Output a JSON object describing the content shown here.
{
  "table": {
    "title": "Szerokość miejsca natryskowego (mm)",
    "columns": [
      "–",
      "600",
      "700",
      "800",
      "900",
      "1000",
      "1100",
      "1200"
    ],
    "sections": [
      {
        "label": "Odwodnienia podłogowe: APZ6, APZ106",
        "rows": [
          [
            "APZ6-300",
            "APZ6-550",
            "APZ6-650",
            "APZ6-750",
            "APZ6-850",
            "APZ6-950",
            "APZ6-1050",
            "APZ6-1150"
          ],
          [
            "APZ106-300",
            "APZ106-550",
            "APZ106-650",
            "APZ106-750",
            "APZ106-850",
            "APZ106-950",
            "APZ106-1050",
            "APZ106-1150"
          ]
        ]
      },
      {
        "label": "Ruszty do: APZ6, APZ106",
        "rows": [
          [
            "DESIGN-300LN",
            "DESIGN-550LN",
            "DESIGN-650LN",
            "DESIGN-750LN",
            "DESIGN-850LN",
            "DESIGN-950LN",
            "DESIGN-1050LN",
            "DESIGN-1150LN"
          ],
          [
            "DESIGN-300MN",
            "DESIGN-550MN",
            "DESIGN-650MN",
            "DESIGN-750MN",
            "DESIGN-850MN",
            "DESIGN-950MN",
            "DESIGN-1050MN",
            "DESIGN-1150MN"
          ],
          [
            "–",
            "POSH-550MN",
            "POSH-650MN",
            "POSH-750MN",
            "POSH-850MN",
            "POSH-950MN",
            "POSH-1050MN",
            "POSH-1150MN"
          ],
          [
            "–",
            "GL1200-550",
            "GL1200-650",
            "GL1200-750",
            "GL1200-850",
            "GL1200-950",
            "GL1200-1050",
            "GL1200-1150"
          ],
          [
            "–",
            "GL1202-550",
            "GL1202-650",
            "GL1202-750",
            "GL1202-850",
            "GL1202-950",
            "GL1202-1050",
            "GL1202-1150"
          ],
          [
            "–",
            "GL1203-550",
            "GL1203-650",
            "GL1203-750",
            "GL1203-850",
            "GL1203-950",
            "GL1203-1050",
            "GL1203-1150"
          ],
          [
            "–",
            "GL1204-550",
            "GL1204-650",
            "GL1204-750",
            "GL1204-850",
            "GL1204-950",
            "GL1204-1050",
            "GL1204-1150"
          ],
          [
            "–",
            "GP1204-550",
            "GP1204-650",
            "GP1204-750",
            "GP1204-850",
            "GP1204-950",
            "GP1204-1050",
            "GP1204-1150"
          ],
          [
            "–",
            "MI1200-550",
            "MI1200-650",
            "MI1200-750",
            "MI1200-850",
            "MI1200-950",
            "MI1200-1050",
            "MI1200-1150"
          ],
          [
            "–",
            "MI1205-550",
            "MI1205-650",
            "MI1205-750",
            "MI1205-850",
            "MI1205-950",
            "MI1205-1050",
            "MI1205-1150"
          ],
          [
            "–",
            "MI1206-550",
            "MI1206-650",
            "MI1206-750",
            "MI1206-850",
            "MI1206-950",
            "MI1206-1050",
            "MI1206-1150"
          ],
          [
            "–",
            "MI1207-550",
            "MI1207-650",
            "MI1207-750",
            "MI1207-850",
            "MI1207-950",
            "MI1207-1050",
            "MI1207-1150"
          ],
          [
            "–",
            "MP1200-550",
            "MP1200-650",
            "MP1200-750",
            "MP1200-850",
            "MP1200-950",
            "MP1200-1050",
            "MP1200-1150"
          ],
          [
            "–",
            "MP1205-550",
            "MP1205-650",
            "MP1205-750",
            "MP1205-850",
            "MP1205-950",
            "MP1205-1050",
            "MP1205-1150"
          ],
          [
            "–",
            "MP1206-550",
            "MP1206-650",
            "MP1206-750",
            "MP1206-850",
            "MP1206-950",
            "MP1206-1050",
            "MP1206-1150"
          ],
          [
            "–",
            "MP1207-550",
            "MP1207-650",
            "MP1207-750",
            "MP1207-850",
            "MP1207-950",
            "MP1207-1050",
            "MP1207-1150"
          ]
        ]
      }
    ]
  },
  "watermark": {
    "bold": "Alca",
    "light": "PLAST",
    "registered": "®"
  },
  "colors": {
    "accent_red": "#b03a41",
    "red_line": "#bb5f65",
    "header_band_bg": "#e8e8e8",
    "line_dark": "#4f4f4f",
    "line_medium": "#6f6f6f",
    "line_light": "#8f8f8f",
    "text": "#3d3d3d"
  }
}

--

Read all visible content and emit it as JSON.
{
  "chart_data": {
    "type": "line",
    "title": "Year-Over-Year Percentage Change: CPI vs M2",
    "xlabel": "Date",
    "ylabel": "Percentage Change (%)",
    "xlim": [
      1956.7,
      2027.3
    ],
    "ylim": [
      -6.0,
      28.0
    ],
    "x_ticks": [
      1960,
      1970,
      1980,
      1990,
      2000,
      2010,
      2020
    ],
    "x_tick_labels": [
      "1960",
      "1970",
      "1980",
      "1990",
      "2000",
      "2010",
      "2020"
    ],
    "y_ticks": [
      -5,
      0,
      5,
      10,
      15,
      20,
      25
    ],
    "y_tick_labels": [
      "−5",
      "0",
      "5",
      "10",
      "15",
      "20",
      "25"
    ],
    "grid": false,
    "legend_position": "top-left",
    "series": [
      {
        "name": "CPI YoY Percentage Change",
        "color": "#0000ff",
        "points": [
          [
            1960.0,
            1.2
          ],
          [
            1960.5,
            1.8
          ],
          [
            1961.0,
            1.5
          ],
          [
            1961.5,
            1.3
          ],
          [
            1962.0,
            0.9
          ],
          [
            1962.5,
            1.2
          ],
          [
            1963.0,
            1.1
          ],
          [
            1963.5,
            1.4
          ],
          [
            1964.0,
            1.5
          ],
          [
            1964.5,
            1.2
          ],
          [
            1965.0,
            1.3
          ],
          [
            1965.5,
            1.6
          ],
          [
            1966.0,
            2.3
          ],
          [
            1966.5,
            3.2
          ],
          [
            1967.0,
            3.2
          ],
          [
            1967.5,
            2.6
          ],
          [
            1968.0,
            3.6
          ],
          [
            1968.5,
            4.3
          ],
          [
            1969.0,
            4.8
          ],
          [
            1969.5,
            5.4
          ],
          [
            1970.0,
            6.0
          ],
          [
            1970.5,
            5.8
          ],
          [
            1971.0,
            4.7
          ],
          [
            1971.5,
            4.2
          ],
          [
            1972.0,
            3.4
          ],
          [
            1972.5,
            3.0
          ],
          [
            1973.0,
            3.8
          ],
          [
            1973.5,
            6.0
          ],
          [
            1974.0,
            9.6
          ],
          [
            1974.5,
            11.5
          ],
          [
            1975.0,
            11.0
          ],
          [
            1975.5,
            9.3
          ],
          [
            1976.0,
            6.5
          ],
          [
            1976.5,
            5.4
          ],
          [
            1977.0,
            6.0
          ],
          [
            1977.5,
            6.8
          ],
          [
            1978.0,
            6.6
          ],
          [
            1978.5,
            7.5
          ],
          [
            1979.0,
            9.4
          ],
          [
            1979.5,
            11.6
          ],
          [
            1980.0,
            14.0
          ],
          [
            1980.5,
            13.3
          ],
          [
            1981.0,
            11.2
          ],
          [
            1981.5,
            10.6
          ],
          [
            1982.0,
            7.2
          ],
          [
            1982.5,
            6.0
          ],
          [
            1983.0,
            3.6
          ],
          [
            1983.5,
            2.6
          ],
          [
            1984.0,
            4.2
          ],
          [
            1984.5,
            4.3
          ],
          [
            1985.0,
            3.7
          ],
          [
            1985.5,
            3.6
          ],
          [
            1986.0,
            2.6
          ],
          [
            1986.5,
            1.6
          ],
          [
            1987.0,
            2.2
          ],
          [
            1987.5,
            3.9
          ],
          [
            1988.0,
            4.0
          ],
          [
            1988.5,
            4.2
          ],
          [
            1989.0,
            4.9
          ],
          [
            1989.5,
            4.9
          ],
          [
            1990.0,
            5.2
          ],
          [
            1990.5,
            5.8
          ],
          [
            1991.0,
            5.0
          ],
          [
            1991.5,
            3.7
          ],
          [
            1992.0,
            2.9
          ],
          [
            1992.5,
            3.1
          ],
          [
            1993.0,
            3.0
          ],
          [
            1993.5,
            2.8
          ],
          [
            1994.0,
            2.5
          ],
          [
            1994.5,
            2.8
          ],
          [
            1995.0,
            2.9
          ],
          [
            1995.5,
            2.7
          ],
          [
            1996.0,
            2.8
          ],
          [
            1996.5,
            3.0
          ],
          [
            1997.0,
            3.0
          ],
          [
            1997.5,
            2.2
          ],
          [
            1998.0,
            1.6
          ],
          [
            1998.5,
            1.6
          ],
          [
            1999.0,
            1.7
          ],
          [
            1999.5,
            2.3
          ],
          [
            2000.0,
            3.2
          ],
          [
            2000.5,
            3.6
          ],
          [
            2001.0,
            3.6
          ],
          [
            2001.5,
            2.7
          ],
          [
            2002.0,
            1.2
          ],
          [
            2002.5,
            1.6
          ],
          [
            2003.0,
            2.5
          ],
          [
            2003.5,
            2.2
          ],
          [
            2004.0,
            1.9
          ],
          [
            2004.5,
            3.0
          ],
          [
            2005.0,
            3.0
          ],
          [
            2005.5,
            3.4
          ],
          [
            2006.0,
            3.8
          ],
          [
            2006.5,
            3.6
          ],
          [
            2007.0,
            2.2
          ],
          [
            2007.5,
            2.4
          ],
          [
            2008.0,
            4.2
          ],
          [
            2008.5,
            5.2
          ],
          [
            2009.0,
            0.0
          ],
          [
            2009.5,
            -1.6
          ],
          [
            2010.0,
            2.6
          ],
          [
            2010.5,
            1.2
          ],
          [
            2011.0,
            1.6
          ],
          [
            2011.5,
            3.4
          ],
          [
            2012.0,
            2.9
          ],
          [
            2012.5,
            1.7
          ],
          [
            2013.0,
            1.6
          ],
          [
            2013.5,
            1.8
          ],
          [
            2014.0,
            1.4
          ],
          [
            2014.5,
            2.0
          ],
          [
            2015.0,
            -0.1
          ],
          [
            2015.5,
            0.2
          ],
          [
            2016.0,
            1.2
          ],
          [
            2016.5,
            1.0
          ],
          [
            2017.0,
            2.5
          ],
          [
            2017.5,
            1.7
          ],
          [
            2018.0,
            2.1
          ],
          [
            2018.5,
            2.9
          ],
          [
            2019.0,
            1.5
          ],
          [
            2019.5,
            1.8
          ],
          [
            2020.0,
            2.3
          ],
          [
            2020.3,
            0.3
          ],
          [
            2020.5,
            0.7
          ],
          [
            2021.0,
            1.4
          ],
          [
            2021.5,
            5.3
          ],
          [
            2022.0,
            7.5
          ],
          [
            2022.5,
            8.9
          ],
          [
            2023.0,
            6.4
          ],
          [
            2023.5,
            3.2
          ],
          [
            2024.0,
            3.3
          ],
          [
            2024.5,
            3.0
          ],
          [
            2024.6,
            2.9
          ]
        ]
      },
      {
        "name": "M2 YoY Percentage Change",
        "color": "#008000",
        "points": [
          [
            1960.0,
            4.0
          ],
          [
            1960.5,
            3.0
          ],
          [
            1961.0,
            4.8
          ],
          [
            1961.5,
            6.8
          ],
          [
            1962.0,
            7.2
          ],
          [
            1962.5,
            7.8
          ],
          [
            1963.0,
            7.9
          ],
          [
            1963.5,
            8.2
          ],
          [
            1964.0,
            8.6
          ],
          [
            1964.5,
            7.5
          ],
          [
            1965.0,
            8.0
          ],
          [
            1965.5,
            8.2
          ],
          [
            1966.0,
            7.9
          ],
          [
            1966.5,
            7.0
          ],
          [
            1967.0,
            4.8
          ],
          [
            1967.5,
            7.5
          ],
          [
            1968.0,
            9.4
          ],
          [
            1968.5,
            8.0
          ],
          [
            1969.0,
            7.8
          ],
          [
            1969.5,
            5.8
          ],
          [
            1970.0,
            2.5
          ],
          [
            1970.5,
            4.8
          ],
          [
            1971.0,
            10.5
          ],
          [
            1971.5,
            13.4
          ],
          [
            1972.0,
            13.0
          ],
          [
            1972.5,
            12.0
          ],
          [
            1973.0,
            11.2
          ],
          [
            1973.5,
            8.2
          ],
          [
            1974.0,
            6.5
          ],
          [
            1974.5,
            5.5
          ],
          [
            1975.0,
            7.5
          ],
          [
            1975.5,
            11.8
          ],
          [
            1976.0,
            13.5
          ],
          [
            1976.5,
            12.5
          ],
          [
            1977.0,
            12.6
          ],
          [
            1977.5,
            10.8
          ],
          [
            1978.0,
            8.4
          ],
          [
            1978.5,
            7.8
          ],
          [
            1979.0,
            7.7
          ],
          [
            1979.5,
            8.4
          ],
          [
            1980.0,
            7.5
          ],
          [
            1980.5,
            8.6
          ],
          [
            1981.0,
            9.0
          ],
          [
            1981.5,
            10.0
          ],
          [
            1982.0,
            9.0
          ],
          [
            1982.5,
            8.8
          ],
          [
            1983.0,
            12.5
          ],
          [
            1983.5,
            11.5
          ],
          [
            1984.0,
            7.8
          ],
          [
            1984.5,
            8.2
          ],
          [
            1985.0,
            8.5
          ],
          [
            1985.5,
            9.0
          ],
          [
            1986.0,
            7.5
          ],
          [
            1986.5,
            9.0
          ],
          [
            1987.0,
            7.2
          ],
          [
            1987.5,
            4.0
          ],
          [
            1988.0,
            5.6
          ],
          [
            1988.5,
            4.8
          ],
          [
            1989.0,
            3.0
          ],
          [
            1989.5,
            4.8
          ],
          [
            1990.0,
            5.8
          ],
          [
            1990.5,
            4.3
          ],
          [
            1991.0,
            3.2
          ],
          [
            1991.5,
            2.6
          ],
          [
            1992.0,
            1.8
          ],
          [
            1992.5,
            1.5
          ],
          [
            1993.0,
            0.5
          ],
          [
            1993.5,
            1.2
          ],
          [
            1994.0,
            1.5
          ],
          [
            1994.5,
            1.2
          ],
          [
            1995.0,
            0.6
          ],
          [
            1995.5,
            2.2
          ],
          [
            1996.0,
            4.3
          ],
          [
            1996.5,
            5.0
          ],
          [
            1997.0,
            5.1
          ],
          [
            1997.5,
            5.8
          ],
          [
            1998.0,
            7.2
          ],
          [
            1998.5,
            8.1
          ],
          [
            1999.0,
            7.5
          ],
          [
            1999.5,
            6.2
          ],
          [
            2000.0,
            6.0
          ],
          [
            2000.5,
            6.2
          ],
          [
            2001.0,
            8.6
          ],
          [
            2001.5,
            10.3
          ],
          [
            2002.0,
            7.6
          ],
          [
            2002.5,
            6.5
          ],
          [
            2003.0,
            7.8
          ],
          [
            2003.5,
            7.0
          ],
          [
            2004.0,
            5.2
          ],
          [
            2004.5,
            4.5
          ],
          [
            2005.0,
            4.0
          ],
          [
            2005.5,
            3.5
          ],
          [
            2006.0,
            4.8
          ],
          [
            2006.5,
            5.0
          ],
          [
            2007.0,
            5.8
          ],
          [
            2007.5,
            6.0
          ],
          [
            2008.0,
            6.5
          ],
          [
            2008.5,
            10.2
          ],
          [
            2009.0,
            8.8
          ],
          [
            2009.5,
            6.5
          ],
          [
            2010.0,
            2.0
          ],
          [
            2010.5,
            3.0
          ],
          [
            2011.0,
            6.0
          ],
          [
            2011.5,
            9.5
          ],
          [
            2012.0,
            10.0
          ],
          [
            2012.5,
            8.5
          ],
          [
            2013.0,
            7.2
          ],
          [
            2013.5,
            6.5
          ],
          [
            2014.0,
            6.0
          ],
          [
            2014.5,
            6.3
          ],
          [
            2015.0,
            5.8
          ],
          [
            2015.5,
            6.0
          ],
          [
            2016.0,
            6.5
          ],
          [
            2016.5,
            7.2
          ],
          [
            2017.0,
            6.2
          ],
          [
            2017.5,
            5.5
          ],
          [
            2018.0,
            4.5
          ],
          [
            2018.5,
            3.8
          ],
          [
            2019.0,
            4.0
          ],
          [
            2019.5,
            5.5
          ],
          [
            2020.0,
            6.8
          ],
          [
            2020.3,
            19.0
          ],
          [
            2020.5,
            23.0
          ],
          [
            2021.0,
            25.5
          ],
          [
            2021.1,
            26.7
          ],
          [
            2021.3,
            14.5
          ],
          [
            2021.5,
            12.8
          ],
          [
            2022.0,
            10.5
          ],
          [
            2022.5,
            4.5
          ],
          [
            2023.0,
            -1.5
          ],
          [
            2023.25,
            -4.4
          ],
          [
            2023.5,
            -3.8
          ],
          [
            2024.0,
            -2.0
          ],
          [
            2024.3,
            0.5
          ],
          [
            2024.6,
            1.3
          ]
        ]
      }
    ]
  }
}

- SET TASK -
Within the material above, find the lines that contain the word "POSH"; copy them.

- EXPECTED ANSWER -
            "POSH-550MN",
            "POSH-650MN",
            "POSH-750MN",
            "POSH-850MN",
            "POSH-950MN",
            "POSH-1050MN",
            "POSH-1150MN"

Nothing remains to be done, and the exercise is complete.